◆ Input rows:
* begin *

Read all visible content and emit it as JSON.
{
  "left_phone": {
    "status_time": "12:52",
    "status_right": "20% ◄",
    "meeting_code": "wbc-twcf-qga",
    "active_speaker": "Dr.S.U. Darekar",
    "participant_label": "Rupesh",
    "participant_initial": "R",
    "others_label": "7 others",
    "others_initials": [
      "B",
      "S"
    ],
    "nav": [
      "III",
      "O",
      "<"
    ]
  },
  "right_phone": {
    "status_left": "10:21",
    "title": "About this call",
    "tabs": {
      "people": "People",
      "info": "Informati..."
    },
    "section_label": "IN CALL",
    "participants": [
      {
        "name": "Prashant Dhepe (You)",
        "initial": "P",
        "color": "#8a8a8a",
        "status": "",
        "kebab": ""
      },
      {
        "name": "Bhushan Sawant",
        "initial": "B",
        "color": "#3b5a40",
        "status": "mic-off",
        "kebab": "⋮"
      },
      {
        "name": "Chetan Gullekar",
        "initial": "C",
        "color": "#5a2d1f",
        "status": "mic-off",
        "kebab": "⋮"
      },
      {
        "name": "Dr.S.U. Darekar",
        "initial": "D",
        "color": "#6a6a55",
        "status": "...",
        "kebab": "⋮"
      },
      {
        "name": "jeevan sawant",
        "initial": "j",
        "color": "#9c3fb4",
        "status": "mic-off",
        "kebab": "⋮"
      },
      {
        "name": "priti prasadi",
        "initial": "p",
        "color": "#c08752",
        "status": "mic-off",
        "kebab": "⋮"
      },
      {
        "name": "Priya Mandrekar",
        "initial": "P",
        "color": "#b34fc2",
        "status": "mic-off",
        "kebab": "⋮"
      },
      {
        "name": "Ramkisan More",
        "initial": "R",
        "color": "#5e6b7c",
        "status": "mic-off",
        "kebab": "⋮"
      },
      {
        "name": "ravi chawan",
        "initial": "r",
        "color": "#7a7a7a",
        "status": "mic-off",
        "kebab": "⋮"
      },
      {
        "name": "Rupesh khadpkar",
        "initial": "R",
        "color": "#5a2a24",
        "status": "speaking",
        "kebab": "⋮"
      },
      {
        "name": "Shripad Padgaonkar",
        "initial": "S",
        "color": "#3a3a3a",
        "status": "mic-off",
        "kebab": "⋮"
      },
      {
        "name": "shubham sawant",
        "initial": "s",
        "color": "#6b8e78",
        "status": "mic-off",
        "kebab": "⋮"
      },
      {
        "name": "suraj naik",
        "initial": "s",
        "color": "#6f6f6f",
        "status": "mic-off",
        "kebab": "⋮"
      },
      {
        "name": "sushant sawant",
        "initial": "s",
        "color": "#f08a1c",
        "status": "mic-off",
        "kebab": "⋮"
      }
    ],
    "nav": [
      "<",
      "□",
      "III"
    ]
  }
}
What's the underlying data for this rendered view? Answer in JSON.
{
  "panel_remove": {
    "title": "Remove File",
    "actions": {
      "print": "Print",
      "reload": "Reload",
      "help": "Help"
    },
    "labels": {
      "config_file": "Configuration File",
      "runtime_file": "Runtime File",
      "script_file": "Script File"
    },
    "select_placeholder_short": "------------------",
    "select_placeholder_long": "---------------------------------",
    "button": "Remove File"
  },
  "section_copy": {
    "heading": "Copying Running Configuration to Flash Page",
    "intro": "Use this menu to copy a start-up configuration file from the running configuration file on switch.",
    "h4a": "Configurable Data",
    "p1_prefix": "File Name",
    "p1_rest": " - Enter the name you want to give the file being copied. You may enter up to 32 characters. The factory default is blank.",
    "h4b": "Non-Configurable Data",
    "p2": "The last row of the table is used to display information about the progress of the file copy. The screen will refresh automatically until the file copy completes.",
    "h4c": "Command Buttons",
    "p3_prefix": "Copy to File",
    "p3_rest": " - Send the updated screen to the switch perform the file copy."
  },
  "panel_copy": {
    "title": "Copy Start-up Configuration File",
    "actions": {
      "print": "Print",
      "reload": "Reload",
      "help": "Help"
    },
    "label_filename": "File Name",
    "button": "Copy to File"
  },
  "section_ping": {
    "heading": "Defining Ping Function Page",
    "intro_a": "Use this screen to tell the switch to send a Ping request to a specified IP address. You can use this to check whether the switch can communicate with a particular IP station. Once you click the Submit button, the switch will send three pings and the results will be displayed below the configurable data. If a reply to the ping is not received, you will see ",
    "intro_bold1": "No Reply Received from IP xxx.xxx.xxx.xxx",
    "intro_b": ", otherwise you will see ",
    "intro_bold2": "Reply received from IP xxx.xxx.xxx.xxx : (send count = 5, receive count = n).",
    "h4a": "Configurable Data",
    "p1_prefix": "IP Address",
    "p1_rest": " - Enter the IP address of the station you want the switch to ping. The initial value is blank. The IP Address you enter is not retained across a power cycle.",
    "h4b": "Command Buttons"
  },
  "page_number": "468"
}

* end *

◆ Task: Set down every record above exactly as given.

◆ Full answer:
Read all visible content and emit it as JSON.
{
  "left_phone": {
    "status_time": "12:52",
    "status_right": "20% ◄",
    "meeting_code": "wbc-twcf-qga",
    "active_speaker": "Dr.S.U. Darekar",
    "participant_label": "Rupesh",
    "participant_initial": "R",
    "others_label": "7 others",
    "others_initials": [
      "B",
      "S"
    ],
    "nav": [
      "III",
      "O",
      "<"
    ]
  },
  "right_phone": {
    "status_left": "10:21",
    "title": "About this call",
    "tabs": {
      "people": "People",
      "info": "Informati..."
    },
    "section_label": "IN CALL",
    "participants": [
      {
        "name": "Prashant Dhepe (You)",
        "initial": "P",
        "color": "#8a8a8a",
        "status": "",
        "kebab": ""
      },
      {
        "name": "Bhushan Sawant",
        "initial": "B",
        "color": "#3b5a40",
        "status": "mic-off",
        "kebab": "⋮"
      },
      {
        "name": "Chetan Gullekar",
        "initial": "C",
        "color": "#5a2d1f",
        "status": "mic-off",
        "kebab": "⋮"
      },
      {
        "name": "Dr.S.U. Darekar",
        "initial": "D",
        "color": "#6a6a55",
        "status": "...",
        "kebab": "⋮"
      },
      {
        "name": "jeevan sawant",
        "initial": "j",
        "color": "#9c3fb4",
        "status": "mic-off",
        "kebab": "⋮"
      },
      {
        "name": "priti prasadi",
        "initial": "p",
        "color": "#c08752",
        "status": "mic-off",
        "kebab": "⋮"
      },
      {
        "name": "Priya Mandrekar",
        "initial": "P",
        "color": "#b34fc2",
        "status": "mic-off",
        "kebab": "⋮"
      },
      {
        "name": "Ramkisan More",
        "initial": "R",
        "color": "#5e6b7c",
        "status": "mic-off",
        "kebab": "⋮"
      },
      {
        "name": "ravi chawan",
        "initial": "r",
        "color": "#7a7a7a",
        "status": "mic-off",
        "kebab": "⋮"
      },
      {
        "name": "Rupesh khadpkar",
        "initial": "R",
        "color": "#5a2a24",
        "status": "speaking",
        "kebab": "⋮"
      },
      {
        "name": "Shripad Padgaonkar",
        "initial": "S",
        "color": "#3a3a3a",
        "status": "mic-off",
        "kebab": "⋮"
      },
      {
        "name": "shubham sawant",
        "initial": "s",
        "color": "#6b8e78",
        "status": "mic-off",
        "kebab": "⋮"
      },
      {
        "name": "suraj naik",
        "initial": "s",
        "color": "#6f6f6f",
        "status": "mic-off",
        "kebab": "⋮"
      },
      {
        "name": "sushant sawant",
        "initial": "s",
        "color": "#f08a1c",
        "status": "mic-off",
        "kebab": "⋮"
      }
    ],
    "nav": [
      "<",
      "□",
      "III"
    ]
  }
}
What's the underlying data for this rendered view? Answer in JSON.
{
  "panel_remove": {
    "title": "Remove File",
    "actions": {
      "print": "Print",
      "reload": "Reload",
      "help": "Help"
    },
    "labels": {
      "config_file": "Configuration File",
      "runtime_file": "Runtime File",
      "script_file": "Script File"
    },
    "select_placeholder_short": "------------------",
    "select_placeholder_long": "---------------------------------",
    "button": "Remove File"
  },
  "section_copy": {
    "heading": "Copying Running Configuration to Flash Page",
    "intro": "Use this menu to copy a start-up configuration file from the running configuration file on switch.",
    "h4a": "Configurable Data",
    "p1_prefix": "File Name",
    "p1_rest": " - Enter the name you want to give the file being copied. You may enter up to 32 characters. The factory default is blank.",
    "h4b": "Non-Configurable Data",
    "p2": "The last row of the table is used to display information about the progress of the file copy. The screen will refresh automatically until the file copy completes.",
    "h4c": "Command Buttons",
    "p3_prefix": "Copy to File",
    "p3_rest": " - Send the updated screen to the switch perform the file copy."
  },
  "panel_copy": {
    "title": "Copy Start-up Configuration File",
    "actions": {
      "print": "Print",
      "reload": "Reload",
      "help": "Help"
    },
    "label_filename": "File Name",
    "button": "Copy to File"
  },
  "section_ping": {
    "heading": "Defining Ping Function Page",
    "intro_a": "Use this screen to tell the switch to send a Ping request to a specified IP address. You can use this to check whether the switch can communicate with a particular IP station. Once you click the Submit button, the switch will send three pings and the results will be displayed below the configurable data. If a reply to the ping is not received, you will see ",
    "intro_bold1": "No Reply Received from IP xxx.xxx.xxx.xxx",
    "intro_b": ", otherwise you will see ",
    "intro_bold2": "Reply received from IP xxx.xxx.xxx.xxx : (send count = 5, receive count = n).",
    "h4a": "Configurable Data",
    "p1_prefix": "IP Address",
    "p1_rest": " - Enter the IP address of the station you want the switch to ping. The initial value is blank. The IP Address you enter is not retained across a power cycle.",
    "h4b": "Command Buttons"
  },
  "page_number": "468"
}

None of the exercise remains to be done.